**What is asked**
Every entry below should be transcribed exactly; pictures stay out of the copy.

** BEGIN Given entries **

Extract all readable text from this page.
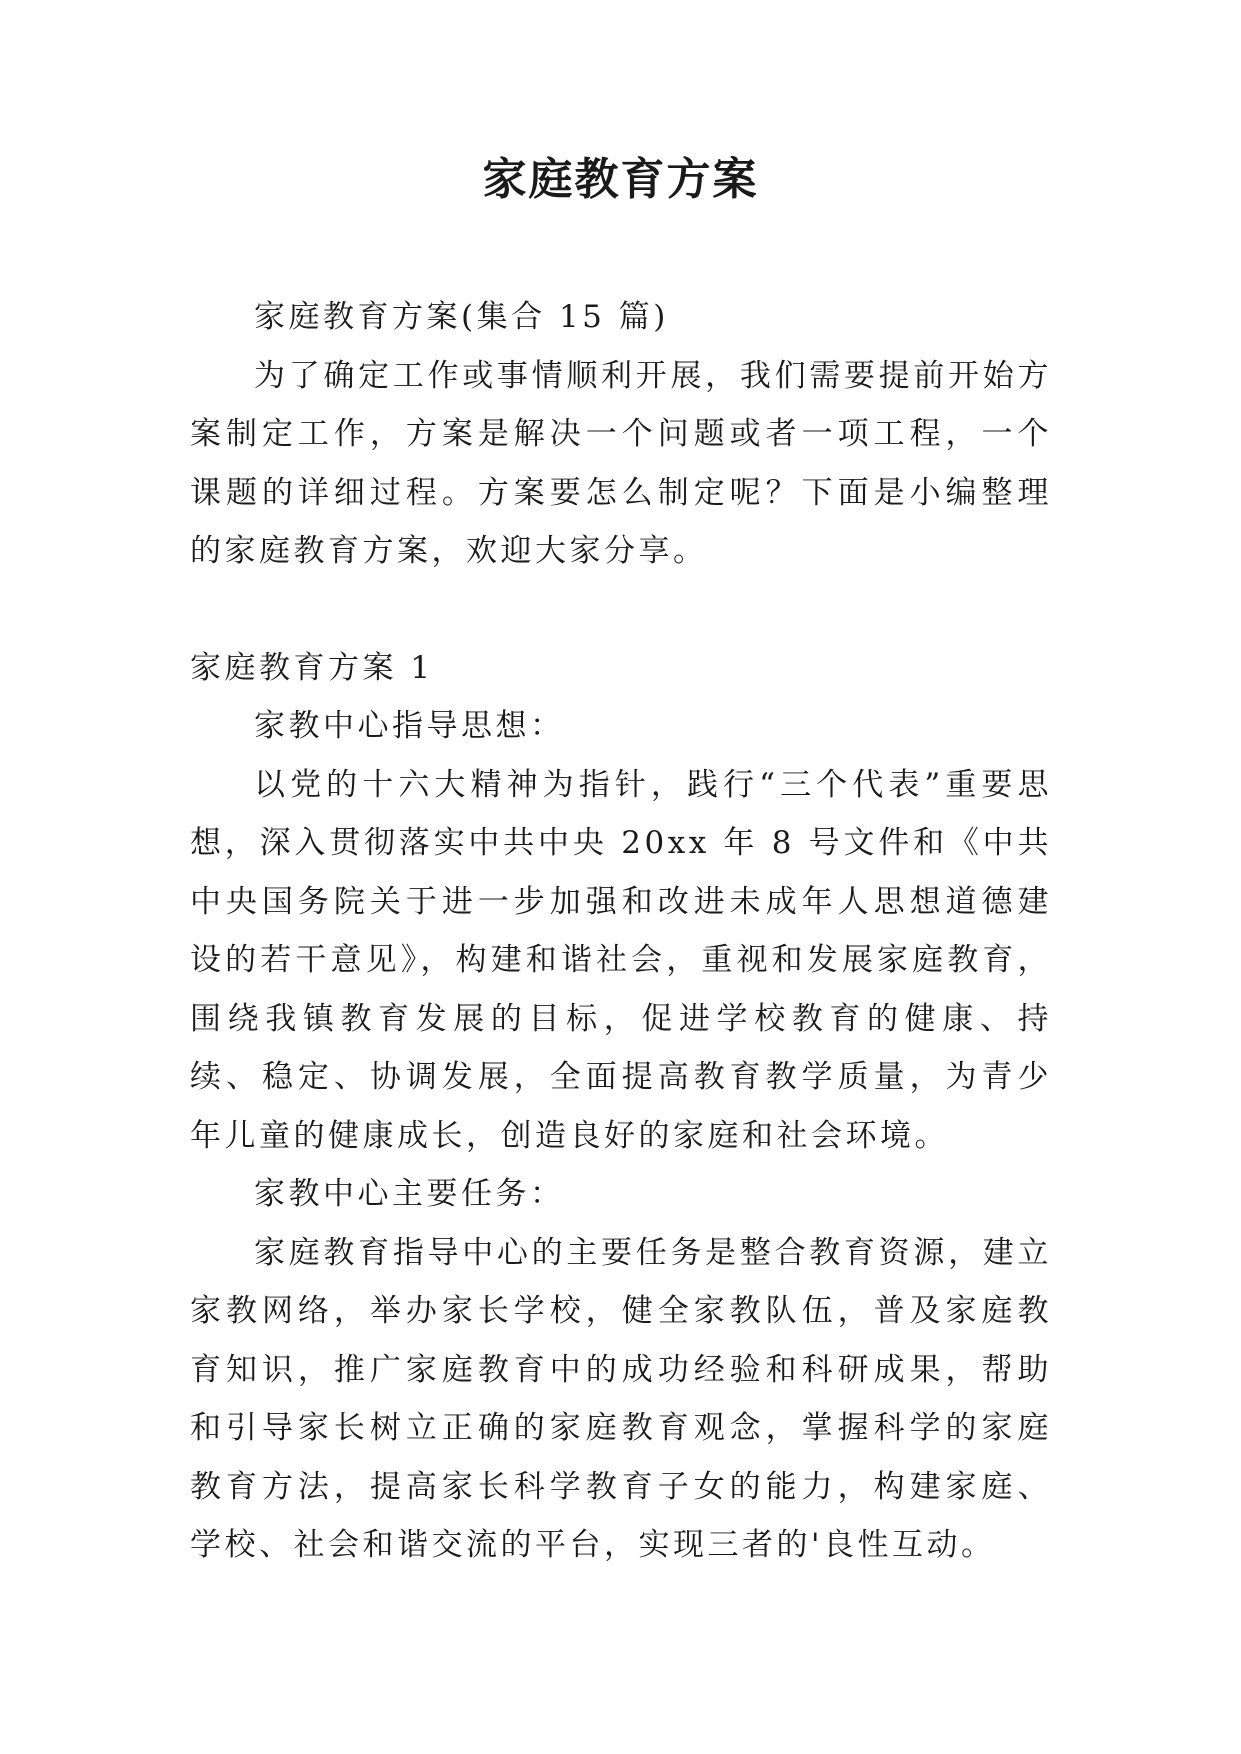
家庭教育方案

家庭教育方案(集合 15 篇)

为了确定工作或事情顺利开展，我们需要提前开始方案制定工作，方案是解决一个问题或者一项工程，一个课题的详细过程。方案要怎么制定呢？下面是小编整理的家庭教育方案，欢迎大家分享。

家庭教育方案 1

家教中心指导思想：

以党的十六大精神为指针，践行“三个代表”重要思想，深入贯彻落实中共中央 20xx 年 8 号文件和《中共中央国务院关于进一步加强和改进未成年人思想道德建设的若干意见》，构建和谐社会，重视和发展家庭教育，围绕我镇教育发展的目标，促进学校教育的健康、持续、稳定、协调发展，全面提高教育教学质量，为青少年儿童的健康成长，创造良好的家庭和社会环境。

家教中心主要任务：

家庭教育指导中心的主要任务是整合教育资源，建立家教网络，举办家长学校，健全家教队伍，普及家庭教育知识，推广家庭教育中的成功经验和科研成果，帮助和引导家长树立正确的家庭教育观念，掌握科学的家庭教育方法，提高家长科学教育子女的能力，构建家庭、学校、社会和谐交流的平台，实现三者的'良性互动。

** END Given entries **

**Expected answer**
Extract all readable text from this page.
家庭教育方案

家庭教育方案(集合 15 篇)

为了确定工作或事情顺利开展，我们需要提前开始方案制定工作，方案是解决一个问题或者一项工程，一个课题的详细过程。方案要怎么制定呢？下面是小编整理的家庭教育方案，欢迎大家分享。

家庭教育方案 1

家教中心指导思想：

以党的十六大精神为指针，践行“三个代表”重要思想，深入贯彻落实中共中央 20xx 年 8 号文件和《中共中央国务院关于进一步加强和改进未成年人思想道德建设的若干意见》，构建和谐社会，重视和发展家庭教育，围绕我镇教育发展的目标，促进学校教育的健康、持续、稳定、协调发展，全面提高教育教学质量，为青少年儿童的健康成长，创造良好的家庭和社会环境。

家教中心主要任务：

家庭教育指导中心的主要任务是整合教育资源，建立家教网络，举办家长学校，健全家教队伍，普及家庭教育知识，推广家庭教育中的成功经验和科研成果，帮助和引导家长树立正确的家庭教育观念，掌握科学的家庭教育方法，提高家长科学教育子女的能力，构建家庭、学校、社会和谐交流的平台，实现三者的'良性互动。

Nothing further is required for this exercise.